# DATASET ENTRIES:
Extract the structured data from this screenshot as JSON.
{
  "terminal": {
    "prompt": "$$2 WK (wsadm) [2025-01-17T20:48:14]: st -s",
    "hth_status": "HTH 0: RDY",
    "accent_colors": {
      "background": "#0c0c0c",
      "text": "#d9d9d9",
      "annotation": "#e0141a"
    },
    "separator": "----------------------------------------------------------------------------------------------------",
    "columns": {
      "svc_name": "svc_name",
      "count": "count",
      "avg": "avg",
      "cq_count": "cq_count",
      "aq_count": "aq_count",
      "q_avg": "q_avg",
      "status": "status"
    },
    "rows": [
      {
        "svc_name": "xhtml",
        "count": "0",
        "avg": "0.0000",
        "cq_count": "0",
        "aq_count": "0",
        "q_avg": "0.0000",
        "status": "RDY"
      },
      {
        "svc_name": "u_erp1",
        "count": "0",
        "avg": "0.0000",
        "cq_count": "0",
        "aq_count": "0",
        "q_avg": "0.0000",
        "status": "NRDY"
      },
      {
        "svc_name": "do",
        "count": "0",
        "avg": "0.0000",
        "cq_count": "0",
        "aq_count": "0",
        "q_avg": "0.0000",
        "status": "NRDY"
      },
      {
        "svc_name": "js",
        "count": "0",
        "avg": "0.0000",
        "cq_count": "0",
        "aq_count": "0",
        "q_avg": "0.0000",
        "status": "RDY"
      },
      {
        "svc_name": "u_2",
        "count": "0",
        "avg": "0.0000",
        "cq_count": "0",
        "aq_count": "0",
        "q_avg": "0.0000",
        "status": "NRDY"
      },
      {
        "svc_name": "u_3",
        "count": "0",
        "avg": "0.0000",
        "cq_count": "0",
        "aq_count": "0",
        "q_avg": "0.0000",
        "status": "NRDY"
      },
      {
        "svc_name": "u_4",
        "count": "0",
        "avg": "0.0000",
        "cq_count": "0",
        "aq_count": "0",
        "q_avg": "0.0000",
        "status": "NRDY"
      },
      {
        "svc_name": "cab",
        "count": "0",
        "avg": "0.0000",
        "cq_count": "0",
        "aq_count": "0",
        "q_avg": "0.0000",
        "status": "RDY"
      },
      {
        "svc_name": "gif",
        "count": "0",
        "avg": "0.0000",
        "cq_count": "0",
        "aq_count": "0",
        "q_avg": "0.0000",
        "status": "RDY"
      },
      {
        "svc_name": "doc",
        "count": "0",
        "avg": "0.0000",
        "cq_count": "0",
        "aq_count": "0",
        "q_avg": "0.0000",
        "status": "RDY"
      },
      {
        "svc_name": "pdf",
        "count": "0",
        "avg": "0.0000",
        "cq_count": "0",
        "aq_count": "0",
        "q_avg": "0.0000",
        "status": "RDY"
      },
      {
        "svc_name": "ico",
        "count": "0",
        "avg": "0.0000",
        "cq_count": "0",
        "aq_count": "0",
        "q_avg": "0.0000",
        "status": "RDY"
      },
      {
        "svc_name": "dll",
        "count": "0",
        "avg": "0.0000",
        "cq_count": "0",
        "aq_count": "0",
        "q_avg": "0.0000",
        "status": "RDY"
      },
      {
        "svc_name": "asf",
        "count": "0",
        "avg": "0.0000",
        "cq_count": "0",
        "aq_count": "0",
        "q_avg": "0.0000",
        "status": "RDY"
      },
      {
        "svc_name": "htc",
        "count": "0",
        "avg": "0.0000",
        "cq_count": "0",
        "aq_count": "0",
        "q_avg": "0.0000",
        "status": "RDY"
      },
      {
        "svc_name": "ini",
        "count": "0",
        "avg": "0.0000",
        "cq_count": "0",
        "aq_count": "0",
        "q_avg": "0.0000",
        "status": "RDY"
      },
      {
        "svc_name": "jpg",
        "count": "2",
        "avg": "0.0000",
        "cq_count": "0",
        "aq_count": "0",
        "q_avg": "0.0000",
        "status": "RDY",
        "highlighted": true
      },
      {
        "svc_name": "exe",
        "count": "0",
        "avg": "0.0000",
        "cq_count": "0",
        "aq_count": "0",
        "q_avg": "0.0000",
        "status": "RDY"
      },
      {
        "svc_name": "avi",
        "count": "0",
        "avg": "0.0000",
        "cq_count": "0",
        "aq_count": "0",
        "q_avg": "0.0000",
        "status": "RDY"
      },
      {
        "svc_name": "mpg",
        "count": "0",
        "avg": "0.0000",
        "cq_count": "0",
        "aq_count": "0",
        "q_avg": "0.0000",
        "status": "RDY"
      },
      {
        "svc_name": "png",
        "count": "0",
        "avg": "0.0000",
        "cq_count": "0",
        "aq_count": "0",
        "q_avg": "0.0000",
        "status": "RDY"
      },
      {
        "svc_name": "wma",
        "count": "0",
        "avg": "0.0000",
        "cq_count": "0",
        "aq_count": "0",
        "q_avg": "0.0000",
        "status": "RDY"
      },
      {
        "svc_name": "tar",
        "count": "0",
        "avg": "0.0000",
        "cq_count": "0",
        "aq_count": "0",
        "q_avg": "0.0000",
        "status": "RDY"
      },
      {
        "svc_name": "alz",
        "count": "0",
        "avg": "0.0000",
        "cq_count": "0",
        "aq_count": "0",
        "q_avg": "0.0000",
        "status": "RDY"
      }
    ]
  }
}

# REQUIREMENT:
Copy all the records above exactly, missing none.

# CORRECT ANSWER:
Extract the structured data from this screenshot as JSON.
{
  "terminal": {
    "prompt": "$$2 WK (wsadm) [2025-01-17T20:48:14]: st -s",
    "hth_status": "HTH 0: RDY",
    "accent_colors": {
      "background": "#0c0c0c",
      "text": "#d9d9d9",
      "annotation": "#e0141a"
    },
    "separator": "----------------------------------------------------------------------------------------------------",
    "columns": {
      "svc_name": "svc_name",
      "count": "count",
      "avg": "avg",
      "cq_count": "cq_count",
      "aq_count": "aq_count",
      "q_avg": "q_avg",
      "status": "status"
    },
    "rows": [
      {
        "svc_name": "xhtml",
        "count": "0",
        "avg": "0.0000",
        "cq_count": "0",
        "aq_count": "0",
        "q_avg": "0.0000",
        "status": "RDY"
      },
      {
        "svc_name": "u_erp1",
        "count": "0",
        "avg": "0.0000",
        "cq_count": "0",
        "aq_count": "0",
        "q_avg": "0.0000",
        "status": "NRDY"
      },
      {
        "svc_name": "do",
        "count": "0",
        "avg": "0.0000",
        "cq_count": "0",
        "aq_count": "0",
        "q_avg": "0.0000",
        "status": "NRDY"
      },
      {
        "svc_name": "js",
        "count": "0",
        "avg": "0.0000",
        "cq_count": "0",
        "aq_count": "0",
        "q_avg": "0.0000",
        "status": "RDY"
      },
      {
        "svc_name": "u_2",
        "count": "0",
        "avg": "0.0000",
        "cq_count": "0",
        "aq_count": "0",
        "q_avg": "0.0000",
        "status": "NRDY"
      },
      {
        "svc_name": "u_3",
        "count": "0",
        "avg": "0.0000",
        "cq_count": "0",
        "aq_count": "0",
        "q_avg": "0.0000",
        "status": "NRDY"
      },
      {
        "svc_name": "u_4",
        "count": "0",
        "avg": "0.0000",
        "cq_count": "0",
        "aq_count": "0",
        "q_avg": "0.0000",
        "status": "NRDY"
      },
      {
        "svc_name": "cab",
        "count": "0",
        "avg": "0.0000",
        "cq_count": "0",
        "aq_count": "0",
        "q_avg": "0.0000",
        "status": "RDY"
      },
      {
        "svc_name": "gif",
        "count": "0",
        "avg": "0.0000",
        "cq_count": "0",
        "aq_count": "0",
        "q_avg": "0.0000",
        "status": "RDY"
      },
      {
        "svc_name": "doc",
        "count": "0",
        "avg": "0.0000",
        "cq_count": "0",
        "aq_count": "0",
        "q_avg": "0.0000",
        "status": "RDY"
      },
      {
        "svc_name": "pdf",
        "count": "0",
        "avg": "0.0000",
        "cq_count": "0",
        "aq_count": "0",
        "q_avg": "0.0000",
        "status": "RDY"
      },
      {
        "svc_name": "ico",
        "count": "0",
        "avg": "0.0000",
        "cq_count": "0",
        "aq_count": "0",
        "q_avg": "0.0000",
        "status": "RDY"
      },
      {
        "svc_name": "dll",
        "count": "0",
        "avg": "0.0000",
        "cq_count": "0",
        "aq_count": "0",
        "q_avg": "0.0000",
        "status": "RDY"
      },
      {
        "svc_name": "asf",
        "count": "0",
        "avg": "0.0000",
        "cq_count": "0",
        "aq_count": "0",
        "q_avg": "0.0000",
        "status": "RDY"
      },
      {
        "svc_name": "htc",
        "count": "0",
        "avg": "0.0000",
        "cq_count": "0",
        "aq_count": "0",
        "q_avg": "0.0000",
        "status": "RDY"
      },
      {
        "svc_name": "ini",
        "count": "0",
        "avg": "0.0000",
        "cq_count": "0",
        "aq_count": "0",
        "q_avg": "0.0000",
        "status": "RDY"
      },
      {
        "svc_name": "jpg",
        "count": "2",
        "avg": "0.0000",
        "cq_count": "0",
        "aq_count": "0",
        "q_avg": "0.0000",
        "status": "RDY",
        "highlighted": true
      },
      {
        "svc_name": "exe",
        "count": "0",
        "avg": "0.0000",
        "cq_count": "0",
        "aq_count": "0",
        "q_avg": "0.0000",
        "status": "RDY"
      },
      {
        "svc_name": "avi",
        "count": "0",
        "avg": "0.0000",
        "cq_count": "0",
        "aq_count": "0",
        "q_avg": "0.0000",
        "status": "RDY"
      },
      {
        "svc_name": "mpg",
        "count": "0",
        "avg": "0.0000",
        "cq_count": "0",
        "aq_count": "0",
        "q_avg": "0.0000",
        "status": "RDY"
      },
      {
        "svc_name": "png",
        "count": "0",
        "avg": "0.0000",
        "cq_count": "0",
        "aq_count": "0",
        "q_avg": "0.0000",
        "status": "RDY"
      },
      {
        "svc_name": "wma",
        "count": "0",
        "avg": "0.0000",
        "cq_count": "0",
        "aq_count": "0",
        "q_avg": "0.0000",
        "status": "RDY"
      },
      {
        "svc_name": "tar",
        "count": "0",
        "avg": "0.0000",
        "cq_count": "0",
        "aq_count": "0",
        "q_avg": "0.0000",
        "status": "RDY"
      },
      {
        "svc_name": "alz",
        "count": "0",
        "avg": "0.0000",
        "cq_count": "0",
        "aq_count": "0",
        "q_avg": "0.0000",
        "status": "RDY"
      }
    ]
  }
}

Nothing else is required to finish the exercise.